═══ Extracted data ═══

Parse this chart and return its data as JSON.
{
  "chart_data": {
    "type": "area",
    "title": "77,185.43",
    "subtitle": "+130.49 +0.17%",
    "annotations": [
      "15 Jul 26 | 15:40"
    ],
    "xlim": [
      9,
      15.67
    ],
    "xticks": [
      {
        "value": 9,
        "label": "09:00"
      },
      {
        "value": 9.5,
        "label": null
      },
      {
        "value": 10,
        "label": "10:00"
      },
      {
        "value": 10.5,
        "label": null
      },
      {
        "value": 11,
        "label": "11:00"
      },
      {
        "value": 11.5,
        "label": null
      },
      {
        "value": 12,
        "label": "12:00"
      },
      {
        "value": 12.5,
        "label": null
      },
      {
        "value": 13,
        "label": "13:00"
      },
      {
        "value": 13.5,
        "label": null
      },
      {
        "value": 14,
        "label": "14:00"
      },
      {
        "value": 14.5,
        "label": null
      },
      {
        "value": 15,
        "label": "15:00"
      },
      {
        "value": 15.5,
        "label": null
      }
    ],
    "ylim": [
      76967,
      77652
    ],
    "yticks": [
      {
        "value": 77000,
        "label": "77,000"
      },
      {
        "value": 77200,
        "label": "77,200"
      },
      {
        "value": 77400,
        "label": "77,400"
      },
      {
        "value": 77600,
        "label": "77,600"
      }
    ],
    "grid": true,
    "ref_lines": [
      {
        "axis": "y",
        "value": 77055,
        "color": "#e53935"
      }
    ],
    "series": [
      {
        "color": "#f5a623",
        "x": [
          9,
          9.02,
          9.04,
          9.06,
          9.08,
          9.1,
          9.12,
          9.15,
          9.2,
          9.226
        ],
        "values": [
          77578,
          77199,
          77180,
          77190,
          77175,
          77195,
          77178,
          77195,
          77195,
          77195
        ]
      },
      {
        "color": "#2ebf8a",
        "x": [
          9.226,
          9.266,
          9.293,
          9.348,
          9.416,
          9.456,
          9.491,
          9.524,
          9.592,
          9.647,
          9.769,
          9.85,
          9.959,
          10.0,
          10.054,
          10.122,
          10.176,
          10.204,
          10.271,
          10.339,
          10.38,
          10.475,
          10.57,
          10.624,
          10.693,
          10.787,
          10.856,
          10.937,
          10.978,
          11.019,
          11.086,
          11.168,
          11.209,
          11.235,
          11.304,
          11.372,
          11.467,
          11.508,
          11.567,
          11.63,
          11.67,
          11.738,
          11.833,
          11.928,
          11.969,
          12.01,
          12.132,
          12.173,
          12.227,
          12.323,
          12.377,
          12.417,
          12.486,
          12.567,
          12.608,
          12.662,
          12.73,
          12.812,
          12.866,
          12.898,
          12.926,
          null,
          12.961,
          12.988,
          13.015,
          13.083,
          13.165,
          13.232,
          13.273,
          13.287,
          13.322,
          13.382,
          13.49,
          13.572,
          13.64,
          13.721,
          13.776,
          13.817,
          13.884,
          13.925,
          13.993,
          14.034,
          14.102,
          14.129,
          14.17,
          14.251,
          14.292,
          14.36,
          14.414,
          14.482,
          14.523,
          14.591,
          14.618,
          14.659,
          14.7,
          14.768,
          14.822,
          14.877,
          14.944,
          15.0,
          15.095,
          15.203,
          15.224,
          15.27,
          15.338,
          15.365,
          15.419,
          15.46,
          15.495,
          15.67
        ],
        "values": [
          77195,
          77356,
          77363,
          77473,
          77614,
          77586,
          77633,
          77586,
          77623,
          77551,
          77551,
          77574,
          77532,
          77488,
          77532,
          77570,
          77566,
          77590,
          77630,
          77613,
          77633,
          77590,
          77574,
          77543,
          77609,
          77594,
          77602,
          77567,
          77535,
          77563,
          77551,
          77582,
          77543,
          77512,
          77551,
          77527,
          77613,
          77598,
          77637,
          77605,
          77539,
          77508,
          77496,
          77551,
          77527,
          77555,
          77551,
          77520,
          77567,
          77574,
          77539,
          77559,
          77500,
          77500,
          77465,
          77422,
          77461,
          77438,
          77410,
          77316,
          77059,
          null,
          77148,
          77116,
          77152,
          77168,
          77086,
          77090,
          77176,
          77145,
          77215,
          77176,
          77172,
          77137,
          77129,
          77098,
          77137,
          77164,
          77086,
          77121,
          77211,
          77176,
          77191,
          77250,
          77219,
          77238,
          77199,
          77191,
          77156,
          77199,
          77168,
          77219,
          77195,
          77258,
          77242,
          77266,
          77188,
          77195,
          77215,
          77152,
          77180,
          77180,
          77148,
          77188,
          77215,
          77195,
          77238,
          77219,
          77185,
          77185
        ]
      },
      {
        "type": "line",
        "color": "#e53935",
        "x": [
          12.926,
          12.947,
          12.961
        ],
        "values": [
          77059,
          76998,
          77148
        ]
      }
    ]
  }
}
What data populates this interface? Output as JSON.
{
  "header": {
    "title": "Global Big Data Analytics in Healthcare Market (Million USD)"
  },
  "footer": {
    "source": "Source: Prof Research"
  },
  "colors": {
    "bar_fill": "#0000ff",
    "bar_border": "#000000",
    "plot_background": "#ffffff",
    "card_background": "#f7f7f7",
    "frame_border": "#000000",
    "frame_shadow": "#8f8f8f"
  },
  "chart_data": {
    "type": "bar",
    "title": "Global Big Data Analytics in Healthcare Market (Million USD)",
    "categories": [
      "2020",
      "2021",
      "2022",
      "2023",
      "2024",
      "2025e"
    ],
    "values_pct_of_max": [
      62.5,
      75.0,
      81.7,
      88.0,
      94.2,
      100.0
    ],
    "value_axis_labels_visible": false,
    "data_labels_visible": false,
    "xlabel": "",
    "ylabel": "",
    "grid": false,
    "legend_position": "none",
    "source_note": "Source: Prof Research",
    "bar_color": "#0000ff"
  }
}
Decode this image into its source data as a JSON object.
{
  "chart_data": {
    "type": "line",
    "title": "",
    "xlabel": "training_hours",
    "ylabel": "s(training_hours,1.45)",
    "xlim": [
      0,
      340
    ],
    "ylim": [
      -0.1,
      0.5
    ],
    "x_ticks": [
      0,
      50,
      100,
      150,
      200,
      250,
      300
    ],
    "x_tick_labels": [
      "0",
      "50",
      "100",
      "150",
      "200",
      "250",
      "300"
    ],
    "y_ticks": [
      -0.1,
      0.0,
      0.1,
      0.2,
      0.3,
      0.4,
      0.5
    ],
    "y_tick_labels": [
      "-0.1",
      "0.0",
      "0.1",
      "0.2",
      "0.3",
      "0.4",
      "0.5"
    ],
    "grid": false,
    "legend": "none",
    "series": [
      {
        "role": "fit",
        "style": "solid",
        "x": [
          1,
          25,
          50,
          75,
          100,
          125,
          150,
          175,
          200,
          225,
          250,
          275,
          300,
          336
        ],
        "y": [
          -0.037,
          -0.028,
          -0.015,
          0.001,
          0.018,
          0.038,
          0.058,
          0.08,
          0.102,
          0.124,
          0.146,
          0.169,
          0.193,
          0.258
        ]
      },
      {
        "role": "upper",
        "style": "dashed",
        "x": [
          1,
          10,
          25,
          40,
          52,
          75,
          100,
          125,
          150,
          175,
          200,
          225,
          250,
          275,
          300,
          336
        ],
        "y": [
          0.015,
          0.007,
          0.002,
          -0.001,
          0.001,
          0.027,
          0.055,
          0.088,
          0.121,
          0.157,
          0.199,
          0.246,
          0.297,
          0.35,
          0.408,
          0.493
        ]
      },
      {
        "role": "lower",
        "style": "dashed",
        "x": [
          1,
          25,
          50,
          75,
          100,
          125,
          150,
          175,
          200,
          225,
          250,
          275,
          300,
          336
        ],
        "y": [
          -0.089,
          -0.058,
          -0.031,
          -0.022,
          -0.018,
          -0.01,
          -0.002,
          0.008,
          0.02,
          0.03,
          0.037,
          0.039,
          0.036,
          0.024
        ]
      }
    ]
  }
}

═══

◆ The task
Gather and copy every line of the data in which the string "Healthcare" is found.

◆ The reply
    "title": "Global Big Data Analytics in Healthcare Market (Million USD)"
    "title": "Global Big Data Analytics in Healthcare Market (Million USD)",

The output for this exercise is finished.